■ **Aim**:
Leave out the pictures and copy everything else below exactly.

Stored entries:
****************************************

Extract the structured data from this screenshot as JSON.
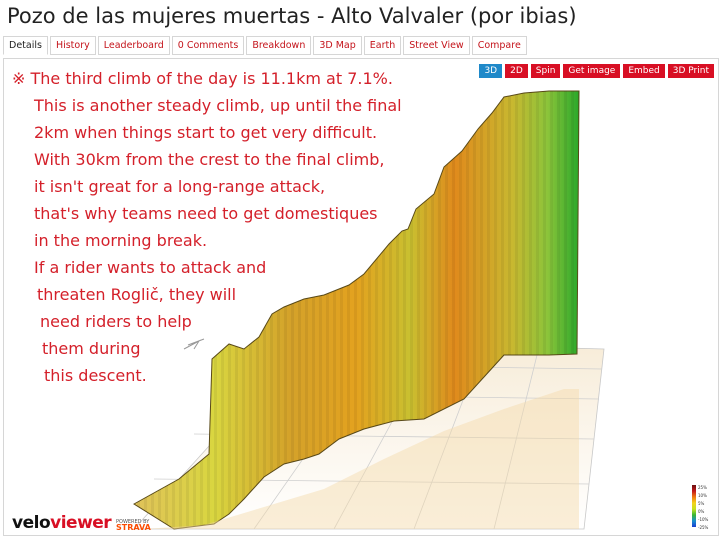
{
  "page_title": "Pozo de las mujeres muertas - Alto Valvaler (por ibias)",
  "tabs": [
    "Details",
    "History",
    "Leaderboard",
    "0 Comments",
    "Breakdown",
    "3D Map",
    "Earth",
    "Street View",
    "Compare"
  ],
  "active_tab": "Details",
  "toolbar": {
    "b3d": "3D",
    "b2d": "2D",
    "spin": "Spin",
    "get_image": "Get image",
    "embed": "Embed",
    "print3d": "3D Print"
  },
  "caption": [
    "※ The third climb of the day is 11.1km at 7.1%.",
    "This is another steady climb, up until the final",
    "2km when things start to get very difficult.",
    "With 30km from the crest to the final climb,",
    "it isn't great for a long-range attack,",
    "that's why teams need to get domestiques",
    "in the morning break.",
    "If a rider wants to attack and",
    "threaten Roglič, they will",
    "need riders to help",
    "them during",
    "this descent."
  ],
  "logo": {
    "part1": "velo",
    "part2": "viewer",
    "powered": "POWERED BY",
    "strava": "STRAVA"
  },
  "legend": {
    "labels": [
      "25%",
      "10%",
      "5%",
      "0%",
      "-10%",
      "-25%"
    ]
  },
  "colors": {
    "accent": "#d80f24",
    "caption": "#d4202a",
    "blue_btn": "#1f89c9"
  }
}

****************************************

■ **Right answer**:
Extract the structured data from this screenshot as JSON.
{
  "page_title": "Pozo de las mujeres muertas - Alto Valvaler (por ibias)",
  "tabs": [
    "Details",
    "History",
    "Leaderboard",
    "0 Comments",
    "Breakdown",
    "3D Map",
    "Earth",
    "Street View",
    "Compare"
  ],
  "active_tab": "Details",
  "toolbar": {
    "b3d": "3D",
    "b2d": "2D",
    "spin": "Spin",
    "get_image": "Get image",
    "embed": "Embed",
    "print3d": "3D Print"
  },
  "caption": [
    "※ The third climb of the day is 11.1km at 7.1%.",
    "This is another steady climb, up until the final",
    "2km when things start to get very difficult.",
    "With 30km from the crest to the final climb,",
    "it isn't great for a long-range attack,",
    "that's why teams need to get domestiques",
    "in the morning break.",
    "If a rider wants to attack and",
    "threaten Roglič, they will",
    "need riders to help",
    "them during",
    "this descent."
  ],
  "logo": {
    "part1": "velo",
    "part2": "viewer",
    "powered": "POWERED BY",
    "strava": "STRAVA"
  },
  "legend": {
    "labels": [
      "25%",
      "10%",
      "5%",
      "0%",
      "-10%",
      "-25%"
    ]
  },
  "colors": {
    "accent": "#d80f24",
    "caption": "#d4202a",
    "blue_btn": "#1f89c9"
  }
}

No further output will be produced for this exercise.